#### Data to use
+-------+
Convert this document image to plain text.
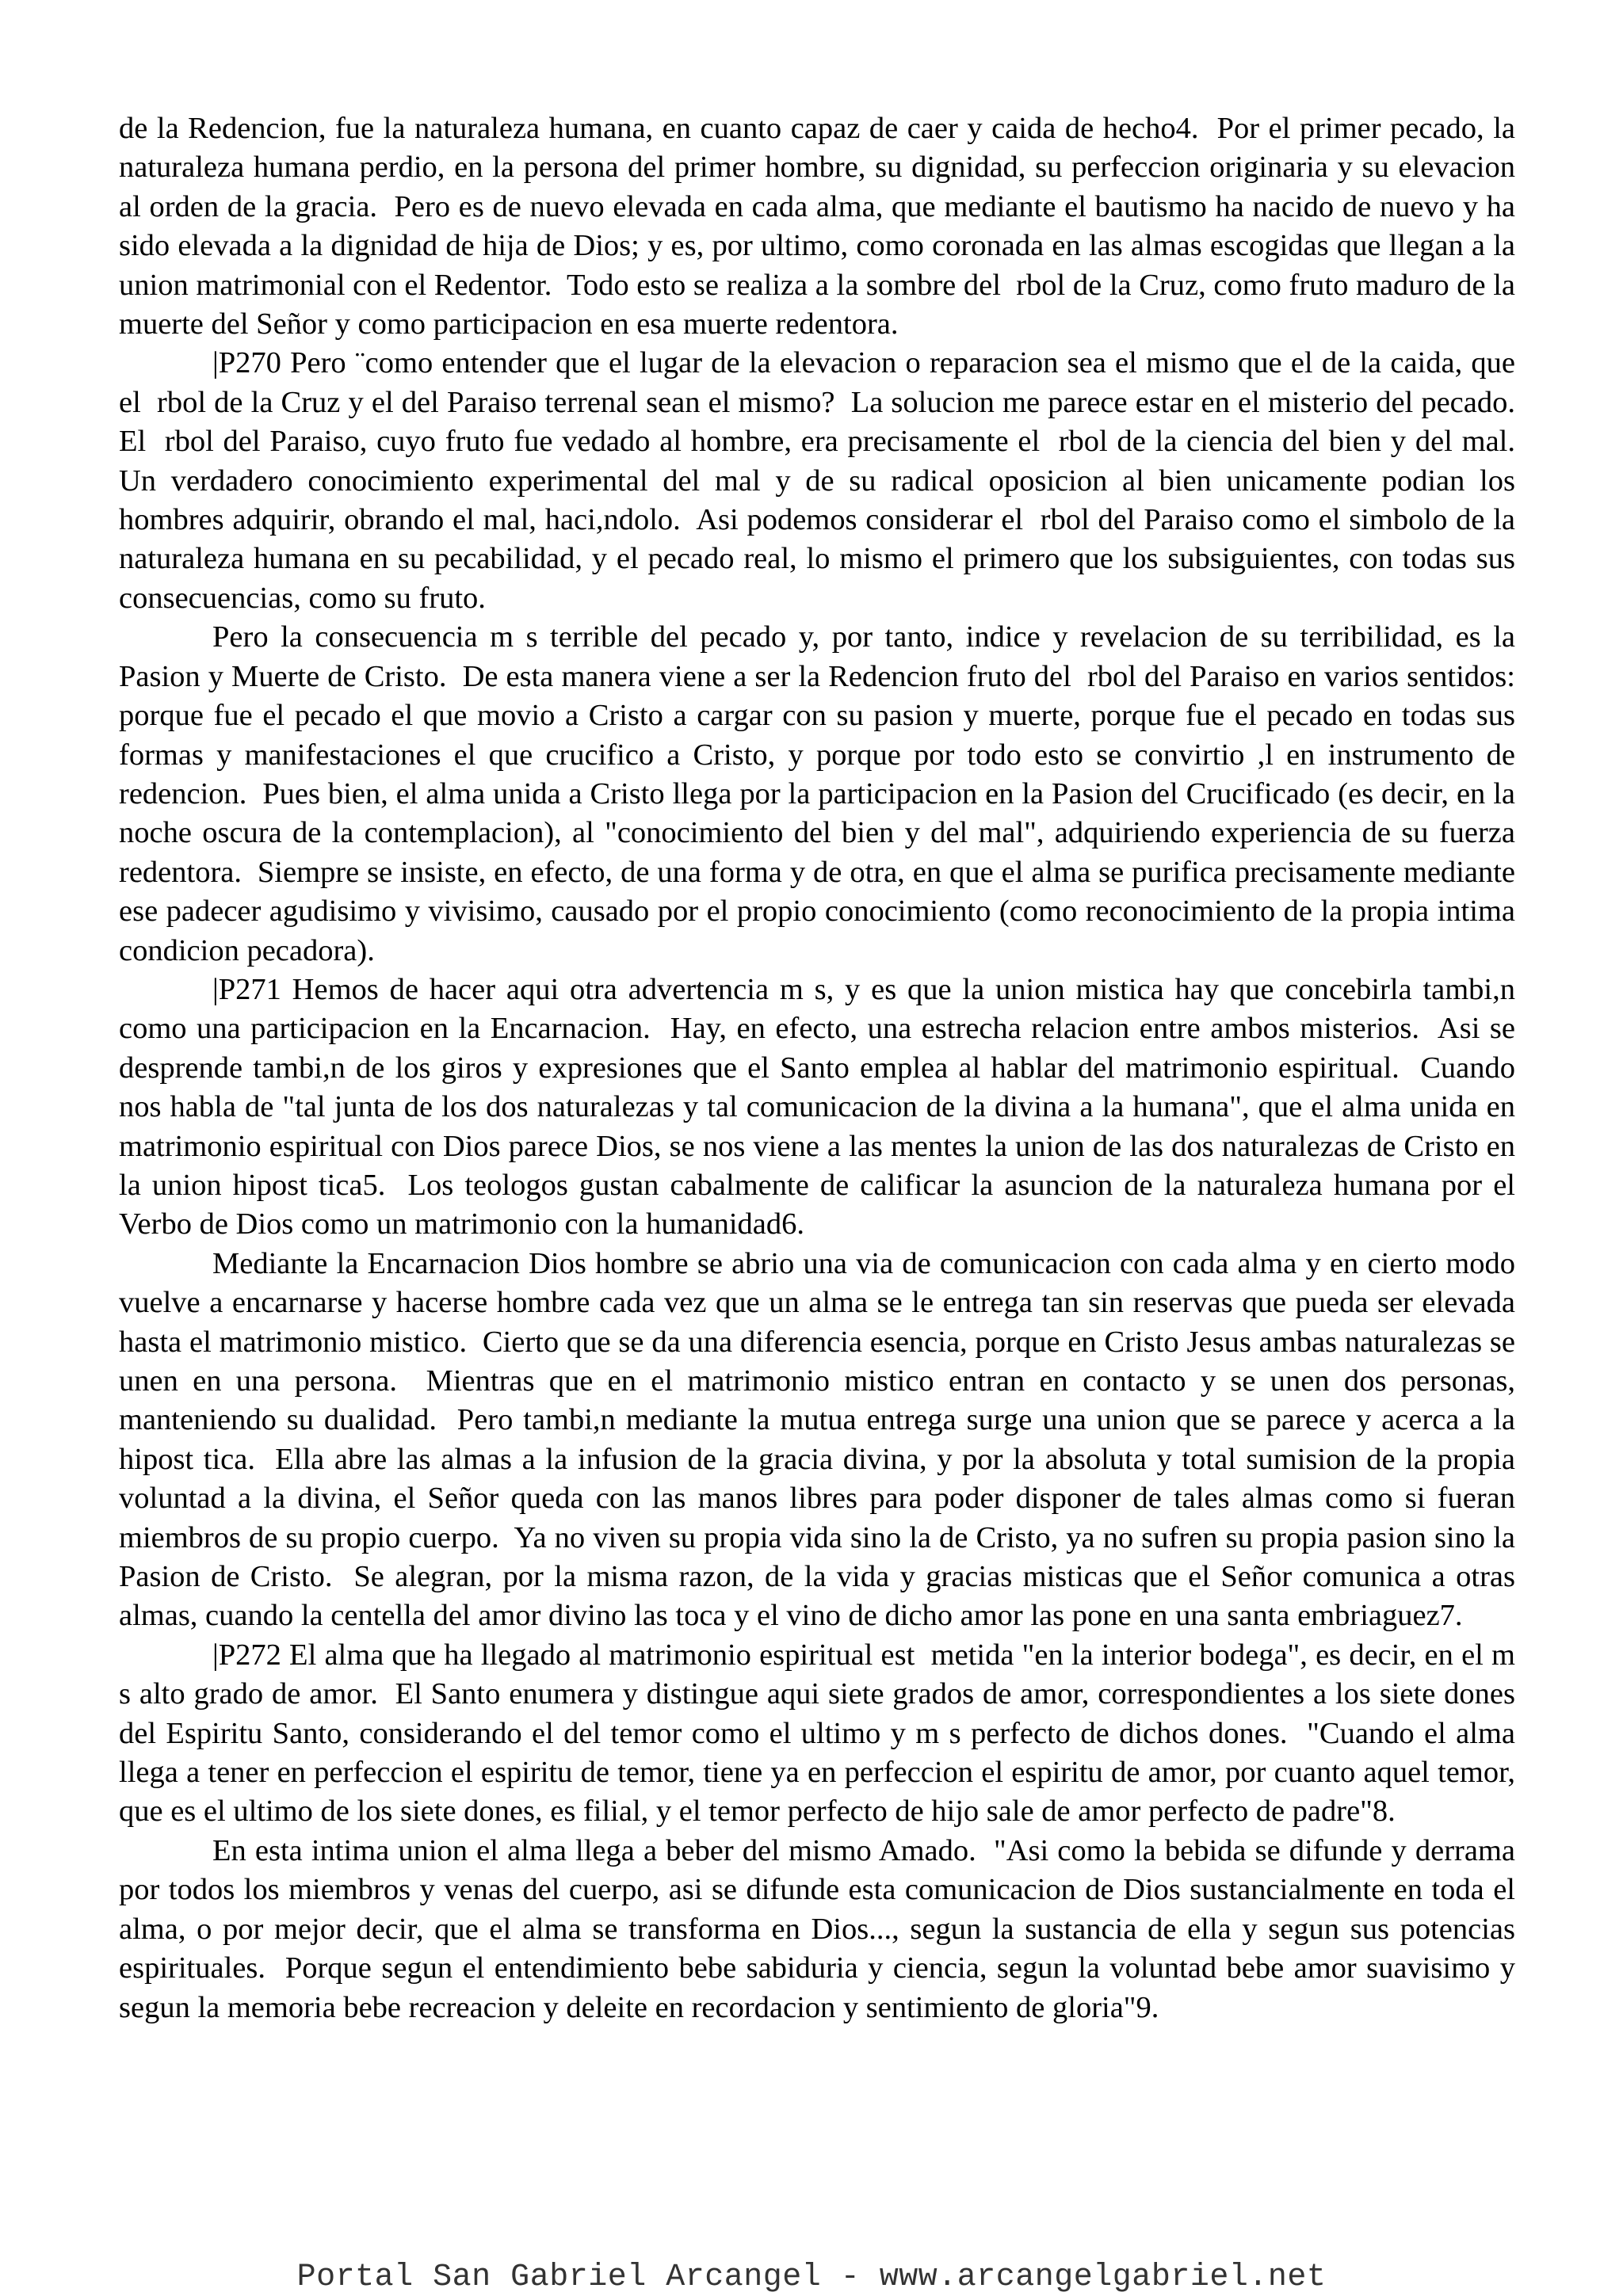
de la Redencion, fue la naturaleza humana, en cuanto capaz de caer y caida de hecho4.  Por el primer pecado, la naturaleza humana perdio, en la persona del primer hombre, su dignidad, su perfeccion originaria y su elevacion al orden de la gracia.  Pero es de nuevo elevada en cada alma, que mediante el bautismo ha nacido de nuevo y ha sido elevada a la dignidad de hija de Dios; y es, por ultimo, como coronada en las almas escogidas que llegan a la union matrimonial con el Redentor.  Todo esto se realiza a la sombre del  rbol de la Cruz, como fruto maduro de la muerte del Señor y como participacion en esa muerte redentora.

|P270 Pero ¨como entender que el lugar de la elevacion o reparacion sea el mismo que el de la caida, que el  rbol de la Cruz y el del Paraiso terrenal sean el mismo?  La solucion me parece estar en el misterio del pecado.  El  rbol del Paraiso, cuyo fruto fue vedado al hombre, era precisamente el  rbol de la ciencia del bien y del mal.  Un verdadero conocimiento experimental del mal y de su radical oposicion al bien unicamente podian los hombres adquirir, obrando el mal, haci,ndolo.  Asi podemos considerar el  rbol del Paraiso como el simbolo de la naturaleza humana en su pecabilidad, y el pecado real, lo mismo el primero que los subsiguientes, con todas sus consecuencias, como su fruto.

Pero la consecuencia m s terrible del pecado y, por tanto, indice y revelacion de su terribilidad, es la Pasion y Muerte de Cristo.  De esta manera viene a ser la Redencion fruto del  rbol del Paraiso en varios sentidos: porque fue el pecado el que movio a Cristo a cargar con su pasion y muerte, porque fue el pecado en todas sus formas y manifestaciones el que crucifico a Cristo, y porque por todo esto se convirtio ,l en instrumento de redencion.  Pues bien, el alma unida a Cristo llega por la participacion en la Pasion del Crucificado (es decir, en la noche oscura de la contemplacion), al "conocimiento del bien y del mal", adquiriendo experiencia de su fuerza redentora.  Siempre se insiste, en efecto, de una forma y de otra, en que el alma se purifica precisamente mediante ese padecer agudisimo y vivisimo, causado por el propio conocimiento (como reconocimiento de la propia intima condicion pecadora).

|P271 Hemos de hacer aqui otra advertencia m s, y es que la union mistica hay que concebirla tambi,n como una participacion en la Encarnacion.  Hay, en efecto, una estrecha relacion entre ambos misterios.  Asi se desprende tambi,n de los giros y expresiones que el Santo emplea al hablar del matrimonio espiritual.  Cuando nos habla de "tal junta de los dos naturalezas y tal comunicacion de la divina a la humana", que el alma unida en matrimonio espiritual con Dios parece Dios, se nos viene a las mentes la union de las dos naturalezas de Cristo en la union hipost tica5.  Los teologos gustan cabalmente de calificar la asuncion de la naturaleza humana por el Verbo de Dios como un matrimonio con la humanidad6.

Mediante la Encarnacion Dios hombre se abrio una via de comunicacion con cada alma y en cierto modo vuelve a encarnarse y hacerse hombre cada vez que un alma se le entrega tan sin reservas que pueda ser elevada hasta el matrimonio mistico.  Cierto que se da una diferencia esencia, porque en Cristo Jesus ambas naturalezas se unen en una persona.  Mientras que en el matrimonio mistico entran en contacto y se unen dos personas, manteniendo su dualidad.  Pero tambi,n mediante la mutua entrega surge una union que se parece y acerca a la hipost tica.  Ella abre las almas a la infusion de la gracia divina, y por la absoluta y total sumision de la propia voluntad a la divina, el Señor queda con las manos libres para poder disponer de tales almas como si fueran miembros de su propio cuerpo.  Ya no viven su propia vida sino la de Cristo, ya no sufren su propia pasion sino la Pasion de Cristo.  Se alegran, por la misma razon, de la vida y gracias misticas que el Señor comunica a otras almas, cuando la centella del amor divino las toca y el vino de dicho amor las pone en una santa embriaguez7.

|P272 El alma que ha llegado al matrimonio espiritual est  metida "en la interior bodega", es decir, en el m s alto grado de amor.  El Santo enumera y distingue aqui siete grados de amor, correspondientes a los siete dones del Espiritu Santo, considerando el del temor como el ultimo y m s perfecto de dichos dones.  "Cuando el alma llega a tener en perfeccion el espiritu de temor, tiene ya en perfeccion el espiritu de amor, por cuanto aquel temor, que es el ultimo de los siete dones, es filial, y el temor perfecto de hijo sale de amor perfecto de padre"8.

En esta intima union el alma llega a beber del mismo Amado.  "Asi como la bebida se difunde y derrama por todos los miembros y venas del cuerpo, asi se difunde esta comunicacion de Dios sustancialmente en toda el alma, o por mejor decir, que el alma se transforma en Dios..., segun la sustancia de ella y segun sus potencias espirituales.  Porque segun el entendimiento bebe sabiduria y ciencia, segun la voluntad bebe amor suavisimo y segun la memoria bebe recreacion y deleite en recordacion y sentimiento de gloria"9.

Portal San Gabriel Arcangel - www.arcangelgabriel.net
+-------+
Copy the records exactly. Skip the pictures.

#### Exercise output
Convert this document image to plain text.
de la Redencion, fue la naturaleza humana, en cuanto capaz de caer y caida de hecho4.  Por el primer pecado, la naturaleza humana perdio, en la persona del primer hombre, su dignidad, su perfeccion originaria y su elevacion al orden de la gracia.  Pero es de nuevo elevada en cada alma, que mediante el bautismo ha nacido de nuevo y ha sido elevada a la dignidad de hija de Dios; y es, por ultimo, como coronada en las almas escogidas que llegan a la union matrimonial con el Redentor.  Todo esto se realiza a la sombre del  rbol de la Cruz, como fruto maduro de la muerte del Señor y como participacion en esa muerte redentora.

|P270 Pero ¨como entender que el lugar de la elevacion o reparacion sea el mismo que el de la caida, que el  rbol de la Cruz y el del Paraiso terrenal sean el mismo?  La solucion me parece estar en el misterio del pecado.  El  rbol del Paraiso, cuyo fruto fue vedado al hombre, era precisamente el  rbol de la ciencia del bien y del mal.  Un verdadero conocimiento experimental del mal y de su radical oposicion al bien unicamente podian los hombres adquirir, obrando el mal, haci,ndolo.  Asi podemos considerar el  rbol del Paraiso como el simbolo de la naturaleza humana en su pecabilidad, y el pecado real, lo mismo el primero que los subsiguientes, con todas sus consecuencias, como su fruto.

Pero la consecuencia m s terrible del pecado y, por tanto, indice y revelacion de su terribilidad, es la Pasion y Muerte de Cristo.  De esta manera viene a ser la Redencion fruto del  rbol del Paraiso en varios sentidos: porque fue el pecado el que movio a Cristo a cargar con su pasion y muerte, porque fue el pecado en todas sus formas y manifestaciones el que crucifico a Cristo, y porque por todo esto se convirtio ,l en instrumento de redencion.  Pues bien, el alma unida a Cristo llega por la participacion en la Pasion del Crucificado (es decir, en la noche oscura de la contemplacion), al "conocimiento del bien y del mal", adquiriendo experiencia de su fuerza redentora.  Siempre se insiste, en efecto, de una forma y de otra, en que el alma se purifica precisamente mediante ese padecer agudisimo y vivisimo, causado por el propio conocimiento (como reconocimiento de la propia intima condicion pecadora).

|P271 Hemos de hacer aqui otra advertencia m s, y es que la union mistica hay que concebirla tambi,n como una participacion en la Encarnacion.  Hay, en efecto, una estrecha relacion entre ambos misterios.  Asi se desprende tambi,n de los giros y expresiones que el Santo emplea al hablar del matrimonio espiritual.  Cuando nos habla de "tal junta de los dos naturalezas y tal comunicacion de la divina a la humana", que el alma unida en matrimonio espiritual con Dios parece Dios, se nos viene a las mentes la union de las dos naturalezas de Cristo en la union hipost tica5.  Los teologos gustan cabalmente de calificar la asuncion de la naturaleza humana por el Verbo de Dios como un matrimonio con la humanidad6.

Mediante la Encarnacion Dios hombre se abrio una via de comunicacion con cada alma y en cierto modo vuelve a encarnarse y hacerse hombre cada vez que un alma se le entrega tan sin reservas que pueda ser elevada hasta el matrimonio mistico.  Cierto que se da una diferencia esencia, porque en Cristo Jesus ambas naturalezas se unen en una persona.  Mientras que en el matrimonio mistico entran en contacto y se unen dos personas, manteniendo su dualidad.  Pero tambi,n mediante la mutua entrega surge una union que se parece y acerca a la hipost tica.  Ella abre las almas a la infusion de la gracia divina, y por la absoluta y total sumision de la propia voluntad a la divina, el Señor queda con las manos libres para poder disponer de tales almas como si fueran miembros de su propio cuerpo.  Ya no viven su propia vida sino la de Cristo, ya no sufren su propia pasion sino la Pasion de Cristo.  Se alegran, por la misma razon, de la vida y gracias misticas que el Señor comunica a otras almas, cuando la centella del amor divino las toca y el vino de dicho amor las pone en una santa embriaguez7.

|P272 El alma que ha llegado al matrimonio espiritual est  metida "en la interior bodega", es decir, en el m s alto grado de amor.  El Santo enumera y distingue aqui siete grados de amor, correspondientes a los siete dones del Espiritu Santo, considerando el del temor como el ultimo y m s perfecto de dichos dones.  "Cuando el alma llega a tener en perfeccion el espiritu de temor, tiene ya en perfeccion el espiritu de amor, por cuanto aquel temor, que es el ultimo de los siete dones, es filial, y el temor perfecto de hijo sale de amor perfecto de padre"8.

En esta intima union el alma llega a beber del mismo Amado.  "Asi como la bebida se difunde y derrama por todos los miembros y venas del cuerpo, asi se difunde esta comunicacion de Dios sustancialmente en toda el alma, o por mejor decir, que el alma se transforma en Dios..., segun la sustancia de ella y segun sus potencias espirituales.  Porque segun el entendimiento bebe sabiduria y ciencia, segun la voluntad bebe amor suavisimo y segun la memoria bebe recreacion y deleite en recordacion y sentimiento de gloria"9.

Portal San Gabriel Arcangel - www.arcangelgabriel.net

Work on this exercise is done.